■ **To do**
Copy whichever lines contain the string "Reality".

■ **Records to use**
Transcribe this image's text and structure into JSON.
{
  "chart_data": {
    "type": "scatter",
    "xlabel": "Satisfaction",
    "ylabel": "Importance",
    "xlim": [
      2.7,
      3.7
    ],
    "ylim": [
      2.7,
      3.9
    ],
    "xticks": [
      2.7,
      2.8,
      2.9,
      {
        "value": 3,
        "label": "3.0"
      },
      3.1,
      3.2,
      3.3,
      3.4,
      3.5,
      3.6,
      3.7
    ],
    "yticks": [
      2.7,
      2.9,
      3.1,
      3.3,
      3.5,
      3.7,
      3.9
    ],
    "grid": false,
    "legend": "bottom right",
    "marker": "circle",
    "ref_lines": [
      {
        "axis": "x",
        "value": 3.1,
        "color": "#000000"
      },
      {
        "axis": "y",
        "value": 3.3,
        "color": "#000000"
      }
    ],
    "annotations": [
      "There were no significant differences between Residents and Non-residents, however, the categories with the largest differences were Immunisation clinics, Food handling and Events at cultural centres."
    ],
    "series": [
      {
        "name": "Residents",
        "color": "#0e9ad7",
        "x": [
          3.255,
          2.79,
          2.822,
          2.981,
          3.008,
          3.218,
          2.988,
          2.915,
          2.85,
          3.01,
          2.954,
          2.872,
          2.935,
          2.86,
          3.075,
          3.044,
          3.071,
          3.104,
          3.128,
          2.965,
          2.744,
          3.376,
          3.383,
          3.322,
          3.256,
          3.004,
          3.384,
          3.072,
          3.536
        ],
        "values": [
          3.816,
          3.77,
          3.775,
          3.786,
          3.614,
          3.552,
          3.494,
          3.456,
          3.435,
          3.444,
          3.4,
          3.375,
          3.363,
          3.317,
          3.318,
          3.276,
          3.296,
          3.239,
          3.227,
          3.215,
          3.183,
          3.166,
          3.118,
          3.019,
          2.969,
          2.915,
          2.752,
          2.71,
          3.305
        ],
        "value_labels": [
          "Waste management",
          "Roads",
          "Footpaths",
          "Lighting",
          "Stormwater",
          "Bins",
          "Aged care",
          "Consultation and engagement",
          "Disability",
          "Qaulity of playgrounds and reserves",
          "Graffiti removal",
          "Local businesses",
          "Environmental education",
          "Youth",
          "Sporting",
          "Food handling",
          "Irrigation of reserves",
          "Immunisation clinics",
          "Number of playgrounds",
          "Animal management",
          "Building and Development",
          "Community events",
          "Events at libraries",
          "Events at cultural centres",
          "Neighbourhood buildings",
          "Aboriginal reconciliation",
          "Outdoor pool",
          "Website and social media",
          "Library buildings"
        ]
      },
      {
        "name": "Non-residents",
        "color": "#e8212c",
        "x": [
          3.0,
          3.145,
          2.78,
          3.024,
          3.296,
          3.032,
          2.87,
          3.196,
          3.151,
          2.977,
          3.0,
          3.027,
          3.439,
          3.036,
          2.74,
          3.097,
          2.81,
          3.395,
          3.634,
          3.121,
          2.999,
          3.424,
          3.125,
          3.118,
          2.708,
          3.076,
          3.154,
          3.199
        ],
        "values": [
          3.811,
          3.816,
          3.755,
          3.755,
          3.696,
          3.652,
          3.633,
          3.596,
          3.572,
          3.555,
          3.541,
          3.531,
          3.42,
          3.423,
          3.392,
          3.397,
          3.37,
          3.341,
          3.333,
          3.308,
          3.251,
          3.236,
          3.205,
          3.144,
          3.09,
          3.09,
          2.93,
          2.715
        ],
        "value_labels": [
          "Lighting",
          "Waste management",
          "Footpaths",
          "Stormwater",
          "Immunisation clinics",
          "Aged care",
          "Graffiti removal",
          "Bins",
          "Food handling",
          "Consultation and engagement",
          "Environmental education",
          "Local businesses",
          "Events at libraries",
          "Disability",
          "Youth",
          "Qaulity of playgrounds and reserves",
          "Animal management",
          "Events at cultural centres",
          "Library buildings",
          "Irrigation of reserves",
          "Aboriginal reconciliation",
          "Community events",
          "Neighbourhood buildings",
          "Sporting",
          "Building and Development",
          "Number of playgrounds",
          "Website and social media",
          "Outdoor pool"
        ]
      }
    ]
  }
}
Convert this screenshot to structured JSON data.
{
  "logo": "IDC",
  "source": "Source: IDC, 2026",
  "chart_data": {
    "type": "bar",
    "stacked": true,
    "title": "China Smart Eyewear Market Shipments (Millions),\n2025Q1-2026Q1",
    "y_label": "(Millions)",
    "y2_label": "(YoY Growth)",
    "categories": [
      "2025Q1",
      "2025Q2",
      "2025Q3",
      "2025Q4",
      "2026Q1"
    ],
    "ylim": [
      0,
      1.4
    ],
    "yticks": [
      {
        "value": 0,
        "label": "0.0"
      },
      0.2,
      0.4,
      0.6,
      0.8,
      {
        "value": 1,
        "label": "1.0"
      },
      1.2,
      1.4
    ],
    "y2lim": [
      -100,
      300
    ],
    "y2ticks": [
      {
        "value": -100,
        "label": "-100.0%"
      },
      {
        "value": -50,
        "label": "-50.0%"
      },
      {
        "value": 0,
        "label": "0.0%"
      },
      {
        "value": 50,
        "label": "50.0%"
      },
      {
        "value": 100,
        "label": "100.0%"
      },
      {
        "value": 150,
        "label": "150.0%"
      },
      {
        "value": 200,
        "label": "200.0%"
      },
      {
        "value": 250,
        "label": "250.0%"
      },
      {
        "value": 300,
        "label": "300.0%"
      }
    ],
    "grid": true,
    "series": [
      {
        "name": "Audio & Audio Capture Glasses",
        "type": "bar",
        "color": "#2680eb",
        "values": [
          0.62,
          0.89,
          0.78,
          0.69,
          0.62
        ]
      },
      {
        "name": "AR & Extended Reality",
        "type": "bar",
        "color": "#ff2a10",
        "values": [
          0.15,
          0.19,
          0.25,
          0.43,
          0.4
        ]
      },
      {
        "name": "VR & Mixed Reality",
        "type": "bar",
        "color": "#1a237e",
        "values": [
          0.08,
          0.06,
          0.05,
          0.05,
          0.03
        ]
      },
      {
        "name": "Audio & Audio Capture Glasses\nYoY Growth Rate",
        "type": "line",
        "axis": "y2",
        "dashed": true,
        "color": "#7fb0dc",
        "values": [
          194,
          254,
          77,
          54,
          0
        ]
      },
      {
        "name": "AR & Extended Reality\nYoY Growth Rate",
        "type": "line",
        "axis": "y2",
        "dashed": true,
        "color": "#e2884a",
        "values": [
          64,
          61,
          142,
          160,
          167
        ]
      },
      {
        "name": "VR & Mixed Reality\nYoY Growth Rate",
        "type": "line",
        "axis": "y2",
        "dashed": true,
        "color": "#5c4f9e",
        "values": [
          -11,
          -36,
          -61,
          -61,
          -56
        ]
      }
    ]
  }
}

■ **Result of the exercise**
        "name": "AR & Extended Reality",
        "name": "VR & Mixed Reality",
        "name": "AR & Extended Reality\nYoY Growth Rate",
        "name": "VR & Mixed Reality\nYoY Growth Rate",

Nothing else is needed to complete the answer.